Write out every entry word for word.

*RECORDS TO PROCESS*
>> begin

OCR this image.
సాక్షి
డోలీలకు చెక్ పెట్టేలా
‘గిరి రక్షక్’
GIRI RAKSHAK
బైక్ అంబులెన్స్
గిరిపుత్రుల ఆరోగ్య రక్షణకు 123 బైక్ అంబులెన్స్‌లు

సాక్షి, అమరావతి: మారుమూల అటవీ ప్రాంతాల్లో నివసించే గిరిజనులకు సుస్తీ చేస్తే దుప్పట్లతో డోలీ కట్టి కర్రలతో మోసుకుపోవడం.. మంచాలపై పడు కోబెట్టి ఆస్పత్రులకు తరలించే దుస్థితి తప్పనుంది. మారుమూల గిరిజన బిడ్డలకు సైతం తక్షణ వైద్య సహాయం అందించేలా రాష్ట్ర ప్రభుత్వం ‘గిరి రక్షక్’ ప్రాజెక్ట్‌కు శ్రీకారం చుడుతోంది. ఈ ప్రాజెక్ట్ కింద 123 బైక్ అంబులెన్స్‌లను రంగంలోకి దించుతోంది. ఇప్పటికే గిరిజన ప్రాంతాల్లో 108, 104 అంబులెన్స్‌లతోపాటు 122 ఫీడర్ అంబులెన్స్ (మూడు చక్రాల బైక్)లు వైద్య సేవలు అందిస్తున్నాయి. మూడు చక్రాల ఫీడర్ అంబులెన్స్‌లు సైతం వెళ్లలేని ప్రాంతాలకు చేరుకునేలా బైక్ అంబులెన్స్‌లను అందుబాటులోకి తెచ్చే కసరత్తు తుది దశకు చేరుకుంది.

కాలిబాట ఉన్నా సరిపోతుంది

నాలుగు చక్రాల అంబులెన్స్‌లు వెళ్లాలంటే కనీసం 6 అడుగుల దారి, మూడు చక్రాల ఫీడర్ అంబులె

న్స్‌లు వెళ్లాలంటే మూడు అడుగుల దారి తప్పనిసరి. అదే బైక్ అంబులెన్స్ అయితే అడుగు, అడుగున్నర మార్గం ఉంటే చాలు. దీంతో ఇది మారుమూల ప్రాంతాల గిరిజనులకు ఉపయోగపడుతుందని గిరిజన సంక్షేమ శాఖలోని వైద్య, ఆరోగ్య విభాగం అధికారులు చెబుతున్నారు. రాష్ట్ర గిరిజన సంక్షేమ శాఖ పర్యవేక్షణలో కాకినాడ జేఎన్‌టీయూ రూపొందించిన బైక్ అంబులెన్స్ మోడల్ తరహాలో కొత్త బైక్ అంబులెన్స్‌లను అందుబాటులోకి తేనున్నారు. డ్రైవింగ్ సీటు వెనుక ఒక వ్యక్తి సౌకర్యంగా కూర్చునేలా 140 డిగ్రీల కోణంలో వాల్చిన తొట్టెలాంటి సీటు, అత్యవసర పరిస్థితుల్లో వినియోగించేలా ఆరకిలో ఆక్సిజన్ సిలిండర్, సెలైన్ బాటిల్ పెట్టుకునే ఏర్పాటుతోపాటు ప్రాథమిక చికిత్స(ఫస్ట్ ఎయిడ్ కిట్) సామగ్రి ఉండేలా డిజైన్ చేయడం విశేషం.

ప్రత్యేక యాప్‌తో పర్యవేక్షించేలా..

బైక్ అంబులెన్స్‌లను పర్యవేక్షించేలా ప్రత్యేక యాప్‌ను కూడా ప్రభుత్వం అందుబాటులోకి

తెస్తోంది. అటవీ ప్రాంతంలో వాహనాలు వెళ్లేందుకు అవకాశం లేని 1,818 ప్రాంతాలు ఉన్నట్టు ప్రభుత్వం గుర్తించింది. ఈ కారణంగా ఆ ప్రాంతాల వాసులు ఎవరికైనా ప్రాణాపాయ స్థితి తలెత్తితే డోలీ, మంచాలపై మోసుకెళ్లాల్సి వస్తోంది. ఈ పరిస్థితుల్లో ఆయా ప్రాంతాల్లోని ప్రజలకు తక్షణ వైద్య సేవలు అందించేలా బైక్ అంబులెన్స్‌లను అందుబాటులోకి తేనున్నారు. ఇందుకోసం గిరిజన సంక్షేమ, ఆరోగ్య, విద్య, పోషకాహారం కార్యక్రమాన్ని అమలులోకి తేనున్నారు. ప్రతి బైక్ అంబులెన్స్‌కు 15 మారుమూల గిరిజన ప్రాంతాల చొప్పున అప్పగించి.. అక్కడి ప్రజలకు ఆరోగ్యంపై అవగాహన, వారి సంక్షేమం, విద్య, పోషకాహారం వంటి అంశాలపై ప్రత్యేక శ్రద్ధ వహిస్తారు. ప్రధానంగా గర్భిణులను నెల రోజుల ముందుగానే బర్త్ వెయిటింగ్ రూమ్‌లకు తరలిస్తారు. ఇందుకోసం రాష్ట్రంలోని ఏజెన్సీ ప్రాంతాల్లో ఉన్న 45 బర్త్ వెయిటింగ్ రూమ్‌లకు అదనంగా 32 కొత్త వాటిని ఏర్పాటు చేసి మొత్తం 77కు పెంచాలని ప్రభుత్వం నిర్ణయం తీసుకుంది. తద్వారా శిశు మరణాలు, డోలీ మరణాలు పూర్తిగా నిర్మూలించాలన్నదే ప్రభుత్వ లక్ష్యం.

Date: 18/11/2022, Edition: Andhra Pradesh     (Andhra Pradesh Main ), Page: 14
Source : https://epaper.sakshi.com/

>> end

*REPLY TO THE TASK*
OCR this image.
సాక్షి
డోలీలకు చెక్ పెట్టేలా
‘గిరి రక్షక్’
GIRI RAKSHAK
బైక్ అంబులెన్స్
గిరిపుత్రుల ఆరోగ్య రక్షణకు 123 బైక్ అంబులెన్స్‌లు

సాక్షి, అమరావతి: మారుమూల అటవీ ప్రాంతాల్లో నివసించే గిరిజనులకు సుస్తీ చేస్తే దుప్పట్లతో డోలీ కట్టి కర్రలతో మోసుకుపోవడం.. మంచాలపై పడు కోబెట్టి ఆస్పత్రులకు తరలించే దుస్థితి తప్పనుంది. మారుమూల గిరిజన బిడ్డలకు సైతం తక్షణ వైద్య సహాయం అందించేలా రాష్ట్ర ప్రభుత్వం ‘గిరి రక్షక్’ ప్రాజెక్ట్‌కు శ్రీకారం చుడుతోంది. ఈ ప్రాజెక్ట్ కింద 123 బైక్ అంబులెన్స్‌లను రంగంలోకి దించుతోంది. ఇప్పటికే గిరిజన ప్రాంతాల్లో 108, 104 అంబులెన్స్‌లతోపాటు 122 ఫీడర్ అంబులెన్స్ (మూడు చక్రాల బైక్)లు వైద్య సేవలు అందిస్తున్నాయి. మూడు చక్రాల ఫీడర్ అంబులెన్స్‌లు సైతం వెళ్లలేని ప్రాంతాలకు చేరుకునేలా బైక్ అంబులెన్స్‌లను అందుబాటులోకి తెచ్చే కసరత్తు తుది దశకు చేరుకుంది.

కాలిబాట ఉన్నా సరిపోతుంది

నాలుగు చక్రాల అంబులెన్స్‌లు వెళ్లాలంటే కనీసం 6 అడుగుల దారి, మూడు చక్రాల ఫీడర్ అంబులె

న్స్‌లు వెళ్లాలంటే మూడు అడుగుల దారి తప్పనిసరి. అదే బైక్ అంబులెన్స్ అయితే అడుగు, అడుగున్నర మార్గం ఉంటే చాలు. దీంతో ఇది మారుమూల ప్రాంతాల గిరిజనులకు ఉపయోగపడుతుందని గిరిజన సంక్షేమ శాఖలోని వైద్య, ఆరోగ్య విభాగం అధికారులు చెబుతున్నారు. రాష్ట్ర గిరిజన సంక్షేమ శాఖ పర్యవేక్షణలో కాకినాడ జేఎన్‌టీయూ రూపొందించిన బైక్ అంబులెన్స్ మోడల్ తరహాలో కొత్త బైక్ అంబులెన్స్‌లను అందుబాటులోకి తేనున్నారు. డ్రైవింగ్ సీటు వెనుక ఒక వ్యక్తి సౌకర్యంగా కూర్చునేలా 140 డిగ్రీల కోణంలో వాల్చిన తొట్టెలాంటి సీటు, అత్యవసర పరిస్థితుల్లో వినియోగించేలా ఆరకిలో ఆక్సిజన్ సిలిండర్, సెలైన్ బాటిల్ పెట్టుకునే ఏర్పాటుతోపాటు ప్రాథమిక చికిత్స(ఫస్ట్ ఎయిడ్ కిట్) సామగ్రి ఉండేలా డిజైన్ చేయడం విశేషం.

ప్రత్యేక యాప్‌తో పర్యవేక్షించేలా..

బైక్ అంబులెన్స్‌లను పర్యవేక్షించేలా ప్రత్యేక యాప్‌ను కూడా ప్రభుత్వం అందుబాటులోకి

తెస్తోంది. అటవీ ప్రాంతంలో వాహనాలు వెళ్లేందుకు అవకాశం లేని 1,818 ప్రాంతాలు ఉన్నట్టు ప్రభుత్వం గుర్తించింది. ఈ కారణంగా ఆ ప్రాంతాల వాసులు ఎవరికైనా ప్రాణాపాయ స్థితి తలెత్తితే డోలీ, మంచాలపై మోసుకెళ్లాల్సి వస్తోంది. ఈ పరిస్థితుల్లో ఆయా ప్రాంతాల్లోని ప్రజలకు తక్షణ వైద్య సేవలు అందించేలా బైక్ అంబులెన్స్‌లను అందుబాటులోకి తేనున్నారు. ఇందుకోసం గిరిజన సంక్షేమ, ఆరోగ్య, విద్య, పోషకాహారం కార్యక్రమాన్ని అమలులోకి తేనున్నారు. ప్రతి బైక్ అంబులెన్స్‌కు 15 మారుమూల గిరిజన ప్రాంతాల చొప్పున అప్పగించి.. అక్కడి ప్రజలకు ఆరోగ్యంపై అవగాహన, వారి సంక్షేమం, విద్య, పోషకాహారం వంటి అంశాలపై ప్రత్యేక శ్రద్ధ వహిస్తారు. ప్రధానంగా గర్భిణులను నెల రోజుల ముందుగానే బర్త్ వెయిటింగ్ రూమ్‌లకు తరలిస్తారు. ఇందుకోసం రాష్ట్రంలోని ఏజెన్సీ ప్రాంతాల్లో ఉన్న 45 బర్త్ వెయిటింగ్ రూమ్‌లకు అదనంగా 32 కొత్త వాటిని ఏర్పాటు చేసి మొత్తం 77కు పెంచాలని ప్రభుత్వం నిర్ణయం తీసుకుంది. తద్వారా శిశు మరణాలు, డోలీ మరణాలు పూర్తిగా నిర్మూలించాలన్నదే ప్రభుత్వ లక్ష్యం.

Date: 18/11/2022, Edition: Andhra Pradesh     (Andhra Pradesh Main ), Page: 14
Source : https://epaper.sakshi.com/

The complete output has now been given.